▶ TASK INSTRUCTIONS
Pick out every line with the word "Park" and copy it.

▶ DATA TO PROCESS

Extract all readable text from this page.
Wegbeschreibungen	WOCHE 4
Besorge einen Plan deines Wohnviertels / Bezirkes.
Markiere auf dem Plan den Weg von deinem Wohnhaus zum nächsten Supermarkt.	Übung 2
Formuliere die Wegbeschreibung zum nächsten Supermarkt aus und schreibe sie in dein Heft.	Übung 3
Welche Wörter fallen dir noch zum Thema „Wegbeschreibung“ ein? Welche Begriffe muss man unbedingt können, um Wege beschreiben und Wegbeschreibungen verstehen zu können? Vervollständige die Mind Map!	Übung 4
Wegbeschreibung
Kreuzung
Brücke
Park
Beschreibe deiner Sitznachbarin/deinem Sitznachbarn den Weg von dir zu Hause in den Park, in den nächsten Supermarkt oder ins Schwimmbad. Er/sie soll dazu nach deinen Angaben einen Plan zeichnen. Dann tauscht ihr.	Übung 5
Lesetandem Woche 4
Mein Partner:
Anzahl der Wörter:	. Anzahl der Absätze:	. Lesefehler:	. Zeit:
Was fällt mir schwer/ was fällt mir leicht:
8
---
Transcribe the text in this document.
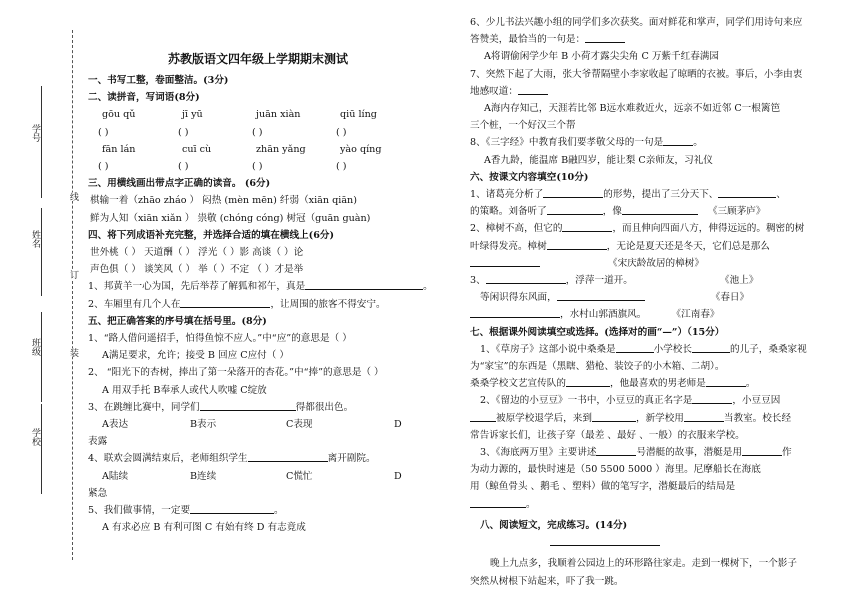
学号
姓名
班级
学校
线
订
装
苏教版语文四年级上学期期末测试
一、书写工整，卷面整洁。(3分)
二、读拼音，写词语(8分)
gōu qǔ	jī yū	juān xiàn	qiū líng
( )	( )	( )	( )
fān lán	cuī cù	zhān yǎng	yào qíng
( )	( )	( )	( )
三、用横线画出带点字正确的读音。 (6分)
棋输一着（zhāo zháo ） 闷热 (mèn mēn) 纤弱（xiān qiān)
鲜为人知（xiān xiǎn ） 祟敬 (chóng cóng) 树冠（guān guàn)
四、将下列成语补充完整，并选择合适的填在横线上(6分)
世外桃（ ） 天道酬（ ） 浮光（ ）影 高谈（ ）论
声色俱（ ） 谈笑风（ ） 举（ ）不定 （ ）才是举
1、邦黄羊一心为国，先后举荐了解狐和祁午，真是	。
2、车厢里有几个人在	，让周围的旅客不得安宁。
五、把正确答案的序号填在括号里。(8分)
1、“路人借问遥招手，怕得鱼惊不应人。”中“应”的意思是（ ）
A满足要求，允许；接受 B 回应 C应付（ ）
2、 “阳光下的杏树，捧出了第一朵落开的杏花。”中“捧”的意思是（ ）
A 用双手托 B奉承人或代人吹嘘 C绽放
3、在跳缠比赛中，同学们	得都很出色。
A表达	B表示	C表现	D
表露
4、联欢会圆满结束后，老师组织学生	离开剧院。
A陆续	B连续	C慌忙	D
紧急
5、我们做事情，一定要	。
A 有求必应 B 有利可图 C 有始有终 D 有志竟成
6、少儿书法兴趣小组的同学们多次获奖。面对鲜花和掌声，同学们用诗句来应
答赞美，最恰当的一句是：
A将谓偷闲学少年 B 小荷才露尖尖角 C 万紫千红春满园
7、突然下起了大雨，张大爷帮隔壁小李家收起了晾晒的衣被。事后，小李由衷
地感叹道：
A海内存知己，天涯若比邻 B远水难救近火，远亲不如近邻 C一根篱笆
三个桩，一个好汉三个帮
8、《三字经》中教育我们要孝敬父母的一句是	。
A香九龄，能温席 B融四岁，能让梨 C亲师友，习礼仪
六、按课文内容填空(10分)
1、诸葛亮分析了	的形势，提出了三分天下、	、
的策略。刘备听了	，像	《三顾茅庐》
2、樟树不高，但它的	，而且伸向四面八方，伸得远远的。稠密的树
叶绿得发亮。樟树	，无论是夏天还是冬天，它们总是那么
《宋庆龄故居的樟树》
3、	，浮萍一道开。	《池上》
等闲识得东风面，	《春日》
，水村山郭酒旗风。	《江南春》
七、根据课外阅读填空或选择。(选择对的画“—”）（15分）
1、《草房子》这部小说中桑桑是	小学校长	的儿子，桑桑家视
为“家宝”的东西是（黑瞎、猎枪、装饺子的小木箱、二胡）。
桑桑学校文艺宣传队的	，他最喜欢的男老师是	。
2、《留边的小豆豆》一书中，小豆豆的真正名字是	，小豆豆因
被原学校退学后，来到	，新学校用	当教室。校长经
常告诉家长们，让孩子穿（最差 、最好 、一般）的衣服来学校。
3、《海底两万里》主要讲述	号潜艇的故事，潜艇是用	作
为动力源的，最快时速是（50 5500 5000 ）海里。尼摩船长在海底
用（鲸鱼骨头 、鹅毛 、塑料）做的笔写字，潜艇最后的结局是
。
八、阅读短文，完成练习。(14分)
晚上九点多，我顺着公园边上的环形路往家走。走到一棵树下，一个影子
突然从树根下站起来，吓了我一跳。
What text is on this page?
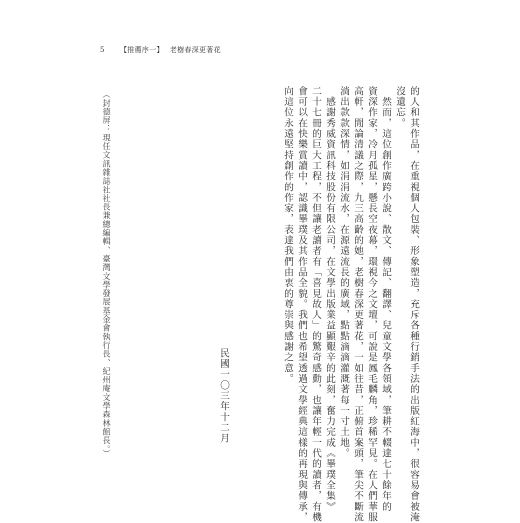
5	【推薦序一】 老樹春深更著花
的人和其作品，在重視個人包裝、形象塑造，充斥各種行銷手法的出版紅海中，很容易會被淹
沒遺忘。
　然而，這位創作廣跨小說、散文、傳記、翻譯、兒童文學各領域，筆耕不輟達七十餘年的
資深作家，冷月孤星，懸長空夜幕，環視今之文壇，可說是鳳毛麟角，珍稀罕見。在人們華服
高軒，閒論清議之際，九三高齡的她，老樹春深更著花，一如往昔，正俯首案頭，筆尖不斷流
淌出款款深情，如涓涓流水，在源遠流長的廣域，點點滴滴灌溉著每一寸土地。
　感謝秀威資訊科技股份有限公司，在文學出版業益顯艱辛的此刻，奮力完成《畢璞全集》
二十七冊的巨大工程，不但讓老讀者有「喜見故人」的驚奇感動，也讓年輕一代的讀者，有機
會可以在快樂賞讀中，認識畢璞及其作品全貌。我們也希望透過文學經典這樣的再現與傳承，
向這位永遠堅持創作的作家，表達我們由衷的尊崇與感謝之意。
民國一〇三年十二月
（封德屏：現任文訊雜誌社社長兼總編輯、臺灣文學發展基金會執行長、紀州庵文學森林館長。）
--
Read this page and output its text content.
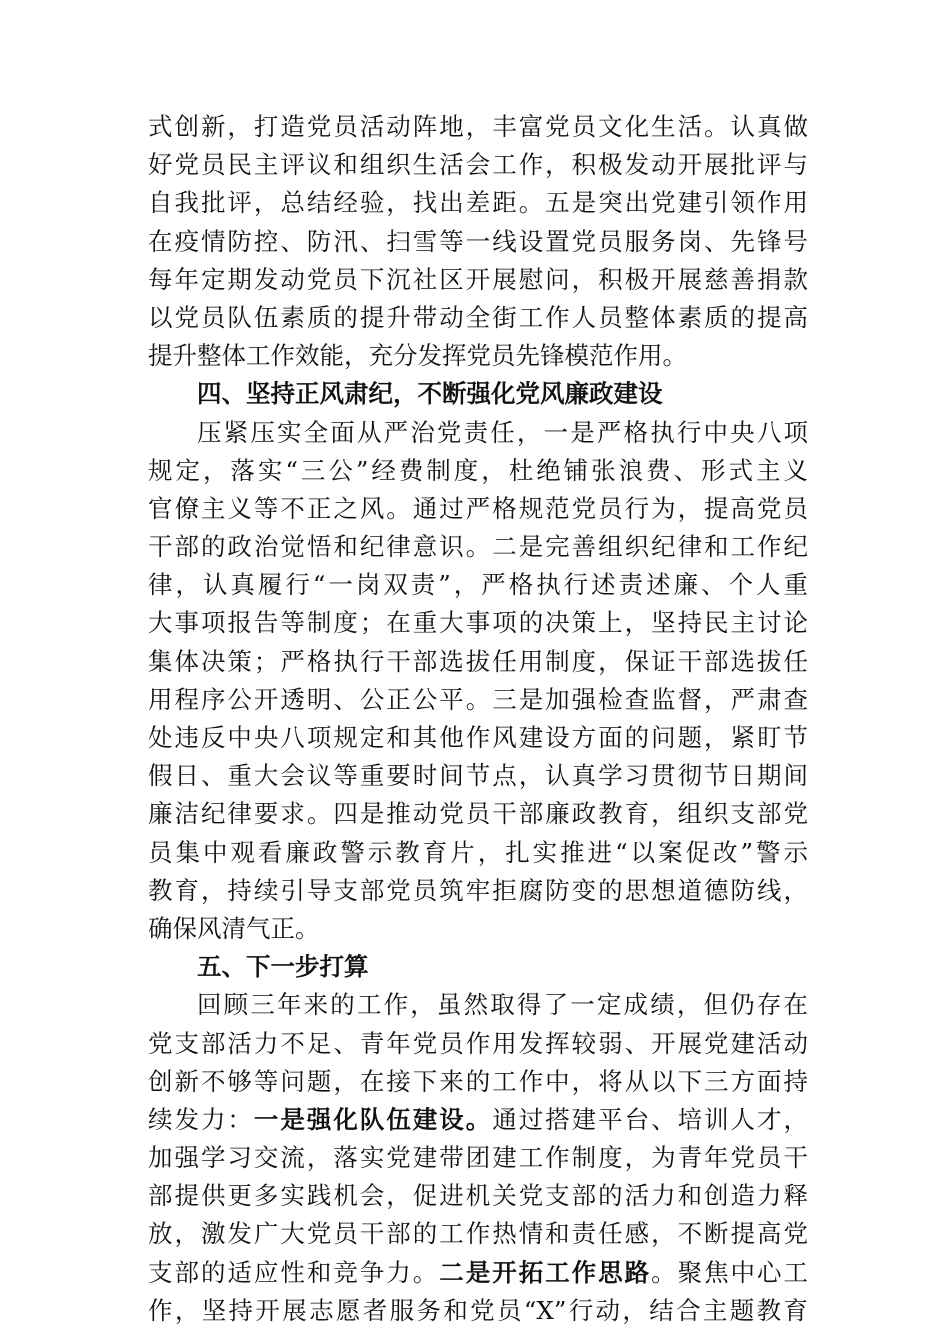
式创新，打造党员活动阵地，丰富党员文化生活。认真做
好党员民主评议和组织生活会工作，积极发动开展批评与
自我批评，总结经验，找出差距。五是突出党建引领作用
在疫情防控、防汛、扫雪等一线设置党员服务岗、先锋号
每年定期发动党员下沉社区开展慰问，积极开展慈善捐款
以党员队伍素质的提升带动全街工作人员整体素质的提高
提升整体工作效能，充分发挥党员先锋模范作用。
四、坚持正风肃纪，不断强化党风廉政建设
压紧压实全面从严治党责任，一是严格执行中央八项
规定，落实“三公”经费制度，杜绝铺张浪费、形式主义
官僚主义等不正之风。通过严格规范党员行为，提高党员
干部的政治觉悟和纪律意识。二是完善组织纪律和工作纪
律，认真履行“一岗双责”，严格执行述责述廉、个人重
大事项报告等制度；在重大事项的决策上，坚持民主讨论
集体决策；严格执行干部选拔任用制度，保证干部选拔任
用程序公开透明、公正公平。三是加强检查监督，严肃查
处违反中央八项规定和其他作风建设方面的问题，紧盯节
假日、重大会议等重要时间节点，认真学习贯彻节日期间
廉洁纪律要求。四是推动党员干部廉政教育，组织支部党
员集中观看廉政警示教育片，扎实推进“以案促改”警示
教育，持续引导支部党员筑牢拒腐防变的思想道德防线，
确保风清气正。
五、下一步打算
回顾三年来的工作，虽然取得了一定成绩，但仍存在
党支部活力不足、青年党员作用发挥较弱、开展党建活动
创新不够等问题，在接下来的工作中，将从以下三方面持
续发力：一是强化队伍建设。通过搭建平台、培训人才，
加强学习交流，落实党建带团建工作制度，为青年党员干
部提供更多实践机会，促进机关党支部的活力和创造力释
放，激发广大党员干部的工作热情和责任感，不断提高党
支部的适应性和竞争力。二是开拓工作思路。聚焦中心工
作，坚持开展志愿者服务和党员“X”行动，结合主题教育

▶ RESPONSE TO THE TASK
Park
Beschreibe deiner Sitznachbarin/deinem Sitznachbarn den Weg von dir zu Hause in den Park, in den nächsten Supermarkt oder ins Schwimmbad. Er/sie soll dazu nach deinen Angaben einen Plan zeichnen. Dann tauscht ihr.	Übung 5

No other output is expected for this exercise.